- _CHALLENGE_
Keep only the lines that hold the string "Shuffling", filtering out the rest of the entries below.

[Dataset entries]
###

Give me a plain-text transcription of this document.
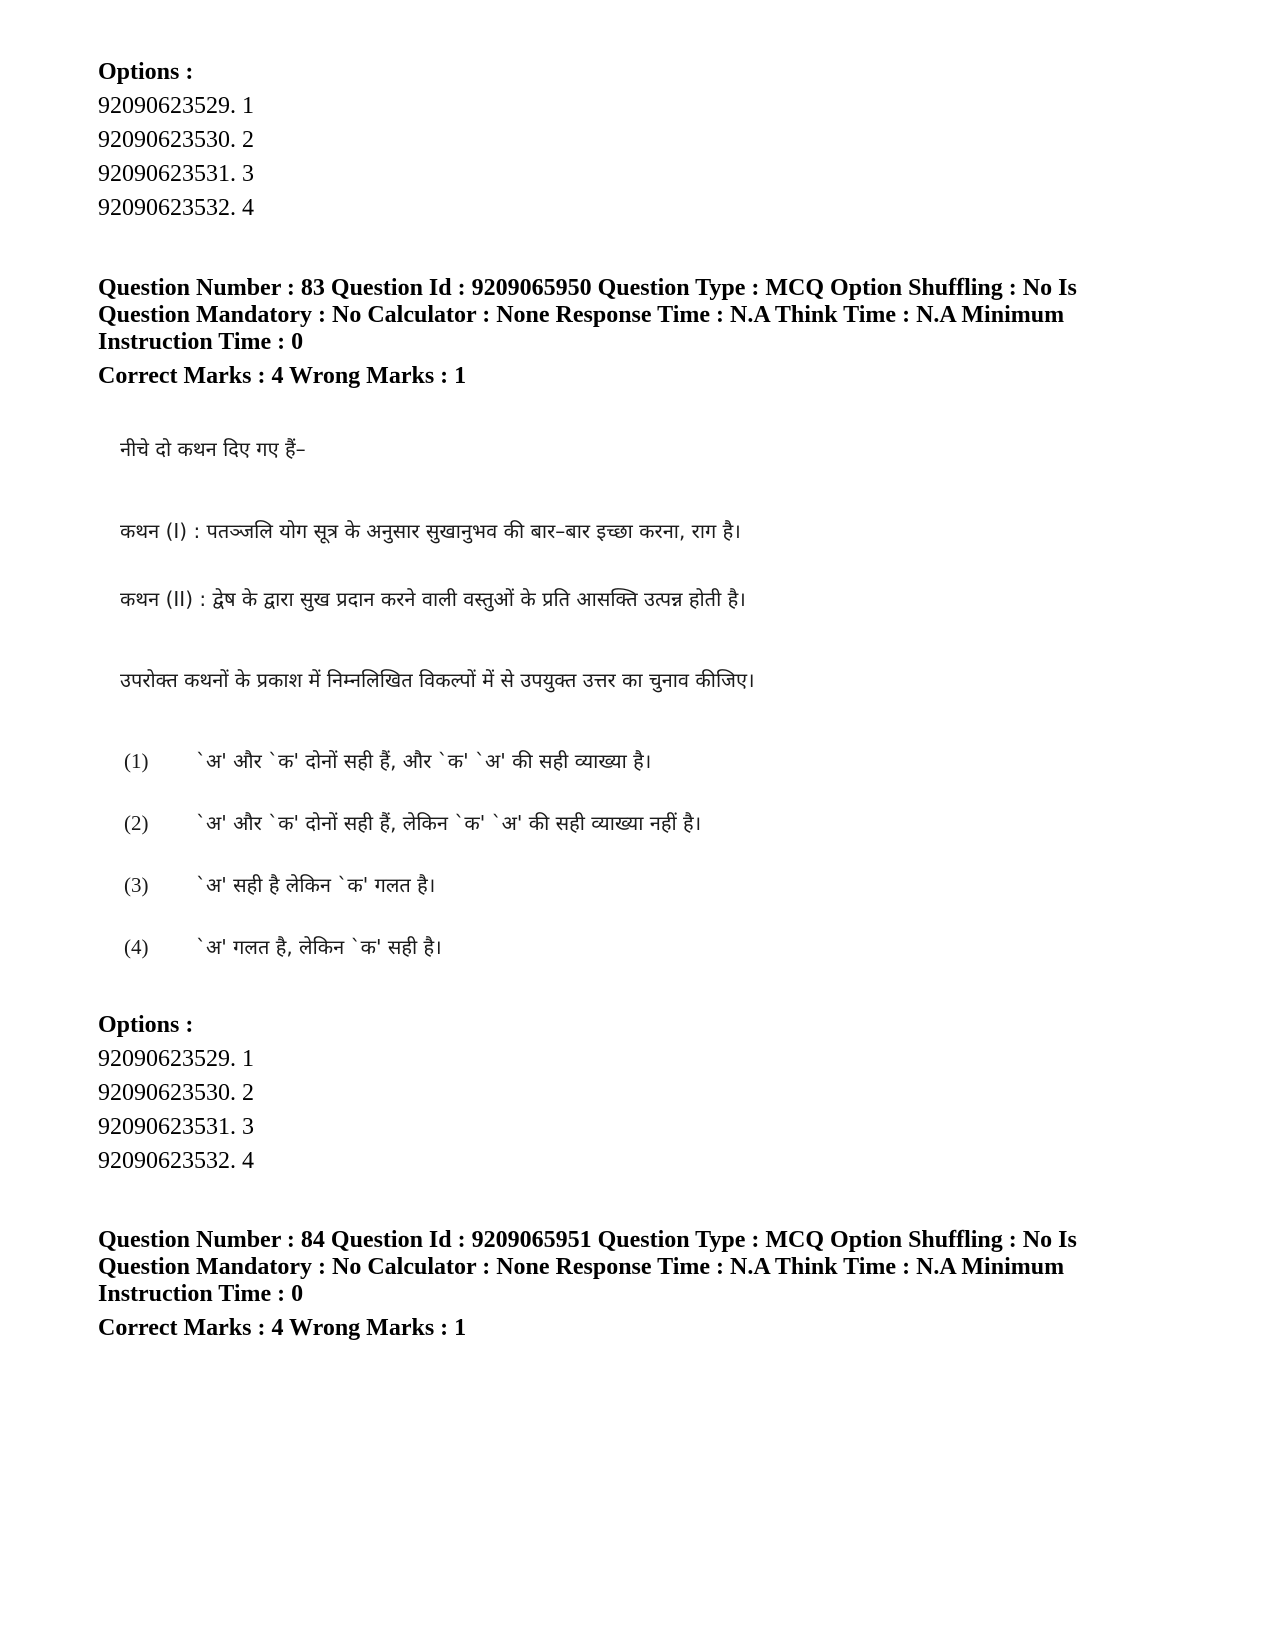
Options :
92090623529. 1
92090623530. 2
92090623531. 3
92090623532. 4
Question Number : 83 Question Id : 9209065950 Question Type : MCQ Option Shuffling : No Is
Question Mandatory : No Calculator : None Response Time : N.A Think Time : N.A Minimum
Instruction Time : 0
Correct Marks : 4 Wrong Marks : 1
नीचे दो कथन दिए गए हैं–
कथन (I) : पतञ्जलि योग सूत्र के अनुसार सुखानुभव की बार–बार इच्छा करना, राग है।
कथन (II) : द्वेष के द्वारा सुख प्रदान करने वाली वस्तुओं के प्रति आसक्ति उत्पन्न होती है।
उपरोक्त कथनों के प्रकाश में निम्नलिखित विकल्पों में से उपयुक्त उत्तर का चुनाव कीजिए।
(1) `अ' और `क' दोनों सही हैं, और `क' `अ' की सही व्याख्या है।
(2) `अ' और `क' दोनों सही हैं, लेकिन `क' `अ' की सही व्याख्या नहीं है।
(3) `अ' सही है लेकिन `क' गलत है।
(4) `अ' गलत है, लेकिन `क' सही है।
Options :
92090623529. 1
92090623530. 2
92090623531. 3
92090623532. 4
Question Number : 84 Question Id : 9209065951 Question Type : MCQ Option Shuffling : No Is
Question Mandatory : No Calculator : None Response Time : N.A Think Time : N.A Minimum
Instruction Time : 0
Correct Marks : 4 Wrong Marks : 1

###

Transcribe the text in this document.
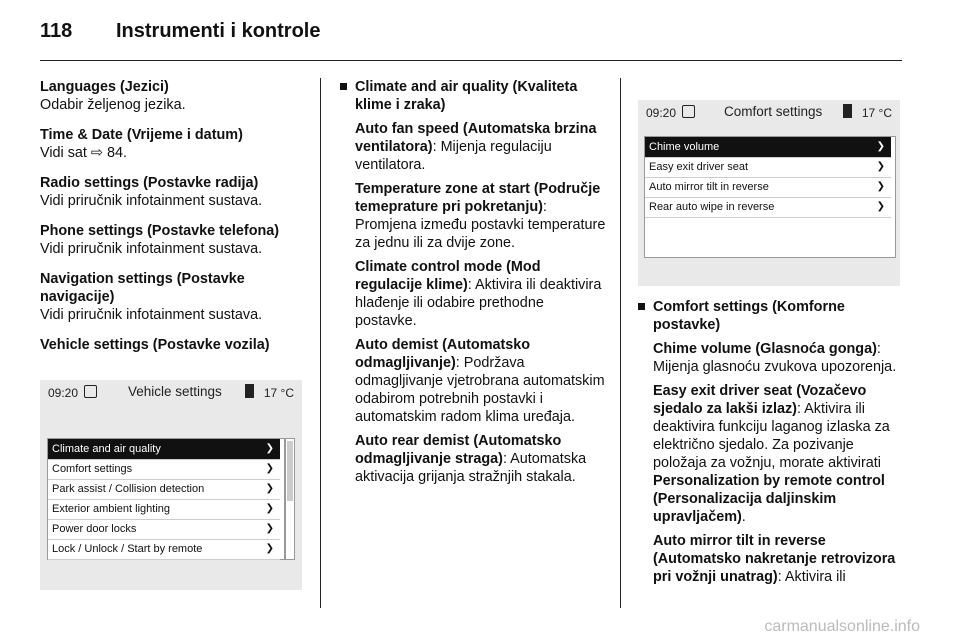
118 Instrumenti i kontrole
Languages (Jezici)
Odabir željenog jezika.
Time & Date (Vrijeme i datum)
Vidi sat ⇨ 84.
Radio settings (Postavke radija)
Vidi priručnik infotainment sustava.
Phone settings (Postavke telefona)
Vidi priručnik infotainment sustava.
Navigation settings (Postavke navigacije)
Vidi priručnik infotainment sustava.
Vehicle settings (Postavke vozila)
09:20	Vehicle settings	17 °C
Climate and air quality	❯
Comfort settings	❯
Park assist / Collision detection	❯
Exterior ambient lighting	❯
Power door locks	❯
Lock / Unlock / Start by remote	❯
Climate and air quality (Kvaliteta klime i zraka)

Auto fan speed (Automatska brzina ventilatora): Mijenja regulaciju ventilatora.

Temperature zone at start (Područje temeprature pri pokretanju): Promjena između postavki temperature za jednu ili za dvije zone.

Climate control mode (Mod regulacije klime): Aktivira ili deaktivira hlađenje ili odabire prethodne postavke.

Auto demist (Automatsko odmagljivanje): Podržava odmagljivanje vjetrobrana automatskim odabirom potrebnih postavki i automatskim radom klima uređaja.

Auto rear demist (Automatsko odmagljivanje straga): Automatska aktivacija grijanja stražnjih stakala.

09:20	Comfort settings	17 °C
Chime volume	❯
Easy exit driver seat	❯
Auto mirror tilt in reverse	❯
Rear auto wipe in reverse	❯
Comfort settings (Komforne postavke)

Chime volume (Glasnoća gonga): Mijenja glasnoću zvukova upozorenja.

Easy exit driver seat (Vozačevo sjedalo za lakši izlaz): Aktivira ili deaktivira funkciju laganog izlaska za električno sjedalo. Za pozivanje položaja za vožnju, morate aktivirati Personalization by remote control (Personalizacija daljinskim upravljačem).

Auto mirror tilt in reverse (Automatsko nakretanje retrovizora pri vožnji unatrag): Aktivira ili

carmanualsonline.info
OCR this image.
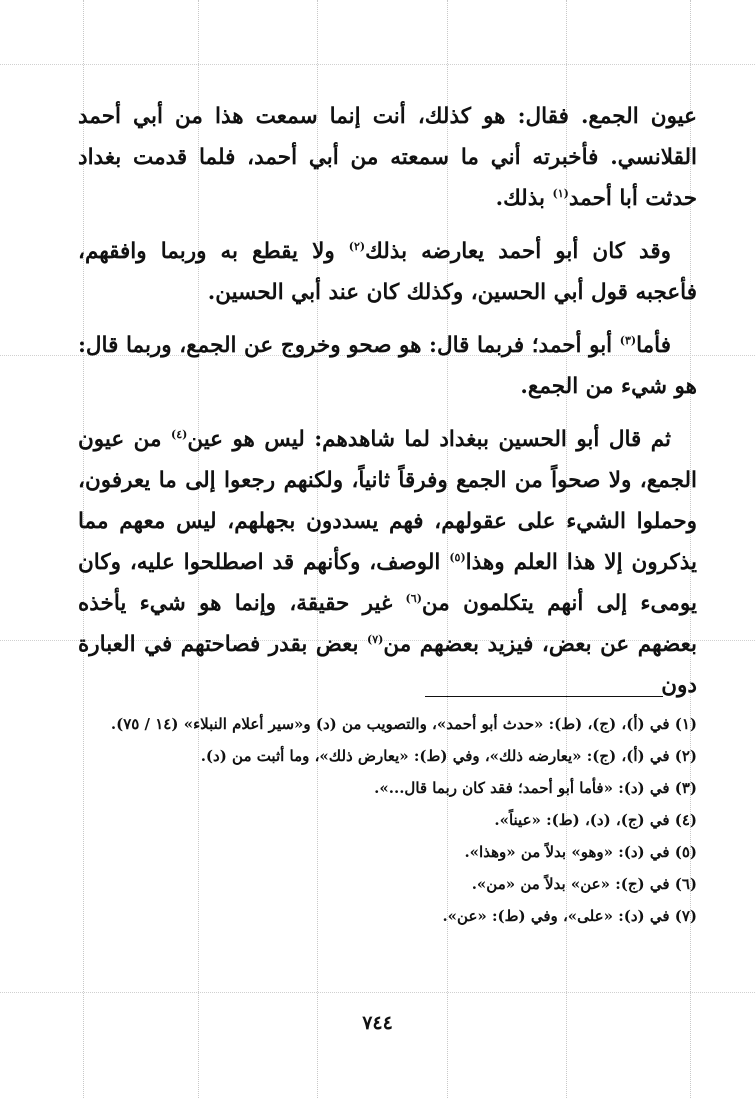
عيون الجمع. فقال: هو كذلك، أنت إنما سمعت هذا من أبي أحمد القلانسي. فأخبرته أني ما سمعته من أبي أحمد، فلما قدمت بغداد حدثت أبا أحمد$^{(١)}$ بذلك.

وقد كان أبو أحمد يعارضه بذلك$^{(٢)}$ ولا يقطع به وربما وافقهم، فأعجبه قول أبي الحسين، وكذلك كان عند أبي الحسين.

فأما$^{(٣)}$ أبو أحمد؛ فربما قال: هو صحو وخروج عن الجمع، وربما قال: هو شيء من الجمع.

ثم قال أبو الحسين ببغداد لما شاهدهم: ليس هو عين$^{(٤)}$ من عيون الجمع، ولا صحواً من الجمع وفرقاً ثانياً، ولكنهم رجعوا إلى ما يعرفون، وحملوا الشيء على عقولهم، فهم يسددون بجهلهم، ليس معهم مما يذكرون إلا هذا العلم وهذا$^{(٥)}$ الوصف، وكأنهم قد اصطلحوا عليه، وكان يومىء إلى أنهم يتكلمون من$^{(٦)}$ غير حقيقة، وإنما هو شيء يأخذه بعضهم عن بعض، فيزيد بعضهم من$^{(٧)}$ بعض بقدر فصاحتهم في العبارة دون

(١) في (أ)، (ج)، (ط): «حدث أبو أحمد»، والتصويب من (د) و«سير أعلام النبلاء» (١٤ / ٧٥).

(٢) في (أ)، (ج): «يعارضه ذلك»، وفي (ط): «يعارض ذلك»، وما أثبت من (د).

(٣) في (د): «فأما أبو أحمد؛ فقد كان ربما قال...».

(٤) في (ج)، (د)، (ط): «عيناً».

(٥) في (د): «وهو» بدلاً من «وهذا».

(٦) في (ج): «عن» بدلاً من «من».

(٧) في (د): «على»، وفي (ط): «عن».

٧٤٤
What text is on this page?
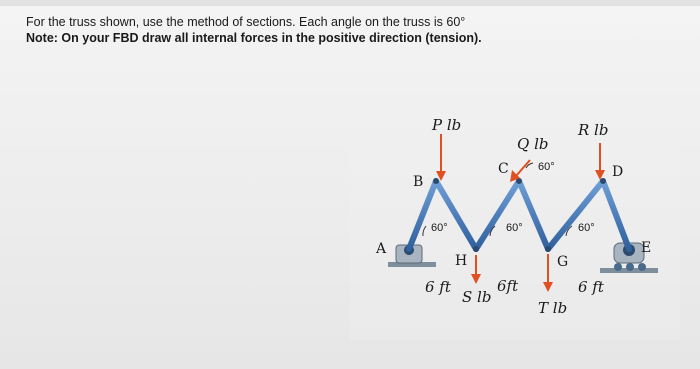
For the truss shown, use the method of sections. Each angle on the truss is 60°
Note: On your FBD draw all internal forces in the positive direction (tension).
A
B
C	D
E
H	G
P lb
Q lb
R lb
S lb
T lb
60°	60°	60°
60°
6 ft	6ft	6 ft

###

- _OUTPUT BELOW_
Question Number : 83 Question Id : 9209065950 Question Type : MCQ Option Shuffling : No Is
Question Number : 84 Question Id : 9209065951 Question Type : MCQ Option Shuffling : No Is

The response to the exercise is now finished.